#### RECORDS FOR THE TASK:

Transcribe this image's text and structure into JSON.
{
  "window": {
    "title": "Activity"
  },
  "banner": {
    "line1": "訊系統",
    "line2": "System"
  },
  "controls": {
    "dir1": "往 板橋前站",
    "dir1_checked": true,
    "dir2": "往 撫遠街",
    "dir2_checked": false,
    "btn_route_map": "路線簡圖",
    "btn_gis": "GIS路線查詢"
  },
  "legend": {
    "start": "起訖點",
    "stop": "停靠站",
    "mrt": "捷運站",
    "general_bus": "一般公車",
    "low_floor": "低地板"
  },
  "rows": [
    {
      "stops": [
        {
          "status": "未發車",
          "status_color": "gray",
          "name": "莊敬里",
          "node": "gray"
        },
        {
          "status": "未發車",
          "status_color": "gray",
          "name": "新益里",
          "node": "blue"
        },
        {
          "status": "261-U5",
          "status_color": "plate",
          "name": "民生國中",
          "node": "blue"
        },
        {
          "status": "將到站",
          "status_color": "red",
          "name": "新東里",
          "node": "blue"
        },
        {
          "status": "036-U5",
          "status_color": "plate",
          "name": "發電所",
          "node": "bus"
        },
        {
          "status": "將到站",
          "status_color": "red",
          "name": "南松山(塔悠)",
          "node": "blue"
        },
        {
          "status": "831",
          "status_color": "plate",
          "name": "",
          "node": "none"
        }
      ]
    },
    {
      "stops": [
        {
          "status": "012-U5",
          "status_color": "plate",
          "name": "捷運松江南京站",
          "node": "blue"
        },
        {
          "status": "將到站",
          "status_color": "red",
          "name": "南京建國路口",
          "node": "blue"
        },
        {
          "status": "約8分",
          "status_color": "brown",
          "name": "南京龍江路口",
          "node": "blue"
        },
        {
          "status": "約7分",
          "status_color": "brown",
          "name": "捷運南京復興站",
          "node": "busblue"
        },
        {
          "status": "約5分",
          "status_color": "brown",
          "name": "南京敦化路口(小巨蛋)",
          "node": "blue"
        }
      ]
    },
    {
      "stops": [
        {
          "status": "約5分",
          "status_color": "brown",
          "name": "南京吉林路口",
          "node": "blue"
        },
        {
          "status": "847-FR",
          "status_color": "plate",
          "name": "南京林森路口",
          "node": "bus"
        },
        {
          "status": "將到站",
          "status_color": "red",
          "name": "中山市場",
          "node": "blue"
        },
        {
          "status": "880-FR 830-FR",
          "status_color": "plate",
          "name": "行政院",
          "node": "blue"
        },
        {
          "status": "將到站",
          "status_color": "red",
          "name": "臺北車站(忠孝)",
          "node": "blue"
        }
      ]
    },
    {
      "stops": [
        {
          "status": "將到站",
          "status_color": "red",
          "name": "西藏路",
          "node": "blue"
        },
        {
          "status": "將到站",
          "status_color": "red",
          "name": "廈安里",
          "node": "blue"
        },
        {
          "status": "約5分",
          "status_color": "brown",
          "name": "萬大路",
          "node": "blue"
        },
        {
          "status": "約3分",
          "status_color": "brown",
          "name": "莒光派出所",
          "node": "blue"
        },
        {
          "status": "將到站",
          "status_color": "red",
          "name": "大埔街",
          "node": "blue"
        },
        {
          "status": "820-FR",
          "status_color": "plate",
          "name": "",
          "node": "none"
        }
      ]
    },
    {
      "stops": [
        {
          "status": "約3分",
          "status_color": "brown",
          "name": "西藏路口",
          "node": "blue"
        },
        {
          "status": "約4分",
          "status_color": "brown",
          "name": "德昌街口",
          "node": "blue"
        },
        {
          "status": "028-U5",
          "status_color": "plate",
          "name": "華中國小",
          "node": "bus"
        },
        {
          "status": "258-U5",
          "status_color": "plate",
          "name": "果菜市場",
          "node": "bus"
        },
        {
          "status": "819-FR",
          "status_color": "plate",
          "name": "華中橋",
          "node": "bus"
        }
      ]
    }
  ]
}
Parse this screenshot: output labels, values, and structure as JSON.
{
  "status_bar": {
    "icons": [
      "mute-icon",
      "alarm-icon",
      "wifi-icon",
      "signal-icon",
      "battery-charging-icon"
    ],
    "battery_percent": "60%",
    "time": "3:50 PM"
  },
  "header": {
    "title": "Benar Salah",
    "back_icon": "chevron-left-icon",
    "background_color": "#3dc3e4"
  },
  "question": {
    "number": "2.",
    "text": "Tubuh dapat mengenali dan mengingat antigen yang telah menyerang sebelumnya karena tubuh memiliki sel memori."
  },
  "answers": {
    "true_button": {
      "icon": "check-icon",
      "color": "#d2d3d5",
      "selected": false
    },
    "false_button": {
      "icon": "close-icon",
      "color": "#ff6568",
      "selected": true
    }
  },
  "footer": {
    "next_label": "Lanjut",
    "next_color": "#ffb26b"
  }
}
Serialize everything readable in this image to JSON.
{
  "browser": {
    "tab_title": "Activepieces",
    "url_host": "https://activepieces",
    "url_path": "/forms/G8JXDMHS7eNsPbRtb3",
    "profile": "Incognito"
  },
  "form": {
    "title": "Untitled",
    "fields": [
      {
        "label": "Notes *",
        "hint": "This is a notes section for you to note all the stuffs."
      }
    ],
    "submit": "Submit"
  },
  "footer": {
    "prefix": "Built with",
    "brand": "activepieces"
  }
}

#### WORK REQUIRED:
Your task is to reproduce, exactly and exclusively, the lines from the one holding "Parse this screenshot: output" through the final line of the listing.

#### TASK ANSWER:
Parse this screenshot: output labels, values, and structure as JSON.
{
  "status_bar": {
    "icons": [
      "mute-icon",
      "alarm-icon",
      "wifi-icon",
      "signal-icon",
      "battery-charging-icon"
    ],
    "battery_percent": "60%",
    "time": "3:50 PM"
  },
  "header": {
    "title": "Benar Salah",
    "back_icon": "chevron-left-icon",
    "background_color": "#3dc3e4"
  },
  "question": {
    "number": "2.",
    "text": "Tubuh dapat mengenali dan mengingat antigen yang telah menyerang sebelumnya karena tubuh memiliki sel memori."
  },
  "answers": {
    "true_button": {
      "icon": "check-icon",
      "color": "#d2d3d5",
      "selected": false
    },
    "false_button": {
      "icon": "close-icon",
      "color": "#ff6568",
      "selected": true
    }
  },
  "footer": {
    "next_label": "Lanjut",
    "next_color": "#ffb26b"
  }
}
Serialize everything readable in this image to JSON.
{
  "browser": {
    "tab_title": "Activepieces",
    "url_host": "https://activepieces",
    "url_path": "/forms/G8JXDMHS7eNsPbRtb3",
    "profile": "Incognito"
  },
  "form": {
    "title": "Untitled",
    "fields": [
      {
        "label": "Notes *",
        "hint": "This is a notes section for you to note all the stuffs."
      }
    ],
    "submit": "Submit"
  },
  "footer": {
    "prefix": "Built with",
    "brand": "activepieces"
  }
}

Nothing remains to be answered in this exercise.